>> start
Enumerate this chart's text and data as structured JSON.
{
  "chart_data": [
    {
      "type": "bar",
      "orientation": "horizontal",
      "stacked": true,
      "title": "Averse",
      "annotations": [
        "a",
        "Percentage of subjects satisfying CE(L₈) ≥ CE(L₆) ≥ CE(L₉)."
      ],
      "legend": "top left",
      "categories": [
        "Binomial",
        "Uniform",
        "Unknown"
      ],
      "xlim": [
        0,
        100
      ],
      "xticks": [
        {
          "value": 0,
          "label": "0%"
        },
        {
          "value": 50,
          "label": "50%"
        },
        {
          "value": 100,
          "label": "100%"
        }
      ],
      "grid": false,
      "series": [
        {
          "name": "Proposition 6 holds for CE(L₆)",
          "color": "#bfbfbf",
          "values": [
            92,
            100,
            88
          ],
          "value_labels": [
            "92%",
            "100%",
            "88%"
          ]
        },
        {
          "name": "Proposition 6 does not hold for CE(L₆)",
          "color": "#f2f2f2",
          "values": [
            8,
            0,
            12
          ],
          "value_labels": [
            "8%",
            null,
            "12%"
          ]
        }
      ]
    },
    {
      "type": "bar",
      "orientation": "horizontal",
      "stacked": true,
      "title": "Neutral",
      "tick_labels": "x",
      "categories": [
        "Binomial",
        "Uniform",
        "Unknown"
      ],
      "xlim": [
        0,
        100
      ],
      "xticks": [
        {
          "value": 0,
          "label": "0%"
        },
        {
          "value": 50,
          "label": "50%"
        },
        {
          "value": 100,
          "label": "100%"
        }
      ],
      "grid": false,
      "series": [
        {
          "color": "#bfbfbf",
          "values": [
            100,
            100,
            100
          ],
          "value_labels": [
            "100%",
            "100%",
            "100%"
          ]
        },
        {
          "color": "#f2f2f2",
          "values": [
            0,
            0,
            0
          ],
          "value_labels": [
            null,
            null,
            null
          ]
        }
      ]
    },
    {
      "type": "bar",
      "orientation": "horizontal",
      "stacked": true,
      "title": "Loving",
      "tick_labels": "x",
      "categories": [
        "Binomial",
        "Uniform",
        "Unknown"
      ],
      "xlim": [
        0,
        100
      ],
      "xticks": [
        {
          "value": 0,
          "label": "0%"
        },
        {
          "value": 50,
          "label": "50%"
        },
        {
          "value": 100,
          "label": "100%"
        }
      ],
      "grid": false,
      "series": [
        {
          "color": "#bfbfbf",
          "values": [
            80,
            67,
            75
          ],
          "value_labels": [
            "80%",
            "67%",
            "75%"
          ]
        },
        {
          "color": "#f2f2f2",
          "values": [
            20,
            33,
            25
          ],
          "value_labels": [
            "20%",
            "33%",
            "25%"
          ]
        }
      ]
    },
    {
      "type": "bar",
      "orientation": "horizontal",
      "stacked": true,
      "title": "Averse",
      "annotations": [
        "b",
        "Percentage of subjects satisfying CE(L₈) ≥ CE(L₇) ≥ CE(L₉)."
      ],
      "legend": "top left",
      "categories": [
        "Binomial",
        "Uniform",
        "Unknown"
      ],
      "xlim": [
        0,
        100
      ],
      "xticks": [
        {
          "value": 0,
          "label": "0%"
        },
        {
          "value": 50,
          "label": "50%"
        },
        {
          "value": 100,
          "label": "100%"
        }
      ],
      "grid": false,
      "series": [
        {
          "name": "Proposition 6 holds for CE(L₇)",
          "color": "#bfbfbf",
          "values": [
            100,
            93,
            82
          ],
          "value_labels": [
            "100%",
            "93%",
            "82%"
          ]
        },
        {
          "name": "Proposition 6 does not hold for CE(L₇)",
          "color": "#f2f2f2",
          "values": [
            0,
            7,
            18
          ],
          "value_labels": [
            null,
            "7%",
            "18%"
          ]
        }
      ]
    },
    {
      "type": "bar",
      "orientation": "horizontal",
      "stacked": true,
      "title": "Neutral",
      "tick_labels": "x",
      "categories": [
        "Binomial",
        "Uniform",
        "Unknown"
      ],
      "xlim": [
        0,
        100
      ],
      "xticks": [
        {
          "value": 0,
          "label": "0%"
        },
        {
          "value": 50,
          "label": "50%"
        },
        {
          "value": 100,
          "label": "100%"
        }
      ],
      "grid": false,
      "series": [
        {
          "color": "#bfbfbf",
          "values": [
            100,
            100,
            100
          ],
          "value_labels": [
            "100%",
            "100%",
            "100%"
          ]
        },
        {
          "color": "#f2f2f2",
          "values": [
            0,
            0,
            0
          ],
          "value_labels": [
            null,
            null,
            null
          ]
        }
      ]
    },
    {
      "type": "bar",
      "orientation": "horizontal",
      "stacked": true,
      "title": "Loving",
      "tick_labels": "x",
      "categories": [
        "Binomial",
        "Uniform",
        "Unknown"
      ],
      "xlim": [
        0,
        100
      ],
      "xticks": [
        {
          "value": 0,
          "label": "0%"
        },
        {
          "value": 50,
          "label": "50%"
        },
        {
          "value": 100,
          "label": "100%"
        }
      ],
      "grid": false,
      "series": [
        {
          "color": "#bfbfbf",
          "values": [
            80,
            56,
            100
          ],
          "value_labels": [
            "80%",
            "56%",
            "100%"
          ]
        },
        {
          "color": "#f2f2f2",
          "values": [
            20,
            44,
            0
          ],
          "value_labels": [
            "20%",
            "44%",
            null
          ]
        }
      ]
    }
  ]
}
>> end
JOB — Return every line of the material exactly.

ANSWER FOR THE TASK —
Enumerate this chart's text and data as structured JSON.
{
  "chart_data": [
    {
      "type": "bar",
      "orientation": "horizontal",
      "stacked": true,
      "title": "Averse",
      "annotations": [
        "a",
        "Percentage of subjects satisfying CE(L₈) ≥ CE(L₆) ≥ CE(L₉)."
      ],
      "legend": "top left",
      "categories": [
        "Binomial",
        "Uniform",
        "Unknown"
      ],
      "xlim": [
        0,
        100
      ],
      "xticks": [
        {
          "value": 0,
          "label": "0%"
        },
        {
          "value": 50,
          "label": "50%"
        },
        {
          "value": 100,
          "label": "100%"
        }
      ],
      "grid": false,
      "series": [
        {
          "name": "Proposition 6 holds for CE(L₆)",
          "color": "#bfbfbf",
          "values": [
            92,
            100,
            88
          ],
          "value_labels": [
            "92%",
            "100%",
            "88%"
          ]
        },
        {
          "name": "Proposition 6 does not hold for CE(L₆)",
          "color": "#f2f2f2",
          "values": [
            8,
            0,
            12
          ],
          "value_labels": [
            "8%",
            null,
            "12%"
          ]
        }
      ]
    },
    {
      "type": "bar",
      "orientation": "horizontal",
      "stacked": true,
      "title": "Neutral",
      "tick_labels": "x",
      "categories": [
        "Binomial",
        "Uniform",
        "Unknown"
      ],
      "xlim": [
        0,
        100
      ],
      "xticks": [
        {
          "value": 0,
          "label": "0%"
        },
        {
          "value": 50,
          "label": "50%"
        },
        {
          "value": 100,
          "label": "100%"
        }
      ],
      "grid": false,
      "series": [
        {
          "color": "#bfbfbf",
          "values": [
            100,
            100,
            100
          ],
          "value_labels": [
            "100%",
            "100%",
            "100%"
          ]
        },
        {
          "color": "#f2f2f2",
          "values": [
            0,
            0,
            0
          ],
          "value_labels": [
            null,
            null,
            null
          ]
        }
      ]
    },
    {
      "type": "bar",
      "orientation": "horizontal",
      "stacked": true,
      "title": "Loving",
      "tick_labels": "x",
      "categories": [
        "Binomial",
        "Uniform",
        "Unknown"
      ],
      "xlim": [
        0,
        100
      ],
      "xticks": [
        {
          "value": 0,
          "label": "0%"
        },
        {
          "value": 50,
          "label": "50%"
        },
        {
          "value": 100,
          "label": "100%"
        }
      ],
      "grid": false,
      "series": [
        {
          "color": "#bfbfbf",
          "values": [
            80,
            67,
            75
          ],
          "value_labels": [
            "80%",
            "67%",
            "75%"
          ]
        },
        {
          "color": "#f2f2f2",
          "values": [
            20,
            33,
            25
          ],
          "value_labels": [
            "20%",
            "33%",
            "25%"
          ]
        }
      ]
    },
    {
      "type": "bar",
      "orientation": "horizontal",
      "stacked": true,
      "title": "Averse",
      "annotations": [
        "b",
        "Percentage of subjects satisfying CE(L₈) ≥ CE(L₇) ≥ CE(L₉)."
      ],
      "legend": "top left",
      "categories": [
        "Binomial",
        "Uniform",
        "Unknown"
      ],
      "xlim": [
        0,
        100
      ],
      "xticks": [
        {
          "value": 0,
          "label": "0%"
        },
        {
          "value": 50,
          "label": "50%"
        },
        {
          "value": 100,
          "label": "100%"
        }
      ],
      "grid": false,
      "series": [
        {
          "name": "Proposition 6 holds for CE(L₇)",
          "color": "#bfbfbf",
          "values": [
            100,
            93,
            82
          ],
          "value_labels": [
            "100%",
            "93%",
            "82%"
          ]
        },
        {
          "name": "Proposition 6 does not hold for CE(L₇)",
          "color": "#f2f2f2",
          "values": [
            0,
            7,
            18
          ],
          "value_labels": [
            null,
            "7%",
            "18%"
          ]
        }
      ]
    },
    {
      "type": "bar",
      "orientation": "horizontal",
      "stacked": true,
      "title": "Neutral",
      "tick_labels": "x",
      "categories": [
        "Binomial",
        "Uniform",
        "Unknown"
      ],
      "xlim": [
        0,
        100
      ],
      "xticks": [
        {
          "value": 0,
          "label": "0%"
        },
        {
          "value": 50,
          "label": "50%"
        },
        {
          "value": 100,
          "label": "100%"
        }
      ],
      "grid": false,
      "series": [
        {
          "color": "#bfbfbf",
          "values": [
            100,
            100,
            100
          ],
          "value_labels": [
            "100%",
            "100%",
            "100%"
          ]
        },
        {
          "color": "#f2f2f2",
          "values": [
            0,
            0,
            0
          ],
          "value_labels": [
            null,
            null,
            null
          ]
        }
      ]
    },
    {
      "type": "bar",
      "orientation": "horizontal",
      "stacked": true,
      "title": "Loving",
      "tick_labels": "x",
      "categories": [
        "Binomial",
        "Uniform",
        "Unknown"
      ],
      "xlim": [
        0,
        100
      ],
      "xticks": [
        {
          "value": 0,
          "label": "0%"
        },
        {
          "value": 50,
          "label": "50%"
        },
        {
          "value": 100,
          "label": "100%"
        }
      ],
      "grid": false,
      "series": [
        {
          "color": "#bfbfbf",
          "values": [
            80,
            56,
            100
          ],
          "value_labels": [
            "80%",
            "56%",
            "100%"
          ]
        },
        {
          "color": "#f2f2f2",
          "values": [
            20,
            44,
            0
          ],
          "value_labels": [
            "20%",
            "44%",
            null
          ]
        }
      ]
    }
  ]
}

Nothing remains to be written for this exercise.